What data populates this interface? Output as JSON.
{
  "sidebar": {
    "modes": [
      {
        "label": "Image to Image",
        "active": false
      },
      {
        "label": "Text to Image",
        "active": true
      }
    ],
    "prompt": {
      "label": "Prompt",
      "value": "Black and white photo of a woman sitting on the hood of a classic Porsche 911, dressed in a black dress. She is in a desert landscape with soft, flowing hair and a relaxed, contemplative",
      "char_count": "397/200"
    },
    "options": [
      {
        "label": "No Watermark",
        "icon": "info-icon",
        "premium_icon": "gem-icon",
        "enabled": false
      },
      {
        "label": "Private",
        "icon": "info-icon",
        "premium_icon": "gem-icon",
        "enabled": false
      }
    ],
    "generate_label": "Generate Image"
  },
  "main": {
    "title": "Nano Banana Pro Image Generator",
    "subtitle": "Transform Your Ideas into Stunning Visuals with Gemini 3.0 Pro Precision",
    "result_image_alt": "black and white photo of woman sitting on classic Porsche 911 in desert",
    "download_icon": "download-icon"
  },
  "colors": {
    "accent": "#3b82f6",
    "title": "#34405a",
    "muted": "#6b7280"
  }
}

=====

◆ Given problem
Only lines with the word "black" are wanted, so copy each one from the records.

◆ The answer
      "value": "Black and white photo of a woman sitting on the hood of a classic Porsche 911, dressed in a black dress. She is in a desert landscape with soft, flowing hair and a relaxed, contemplative",
    "result_image_alt": "black and white photo of woman sitting on classic Porsche 911 in desert",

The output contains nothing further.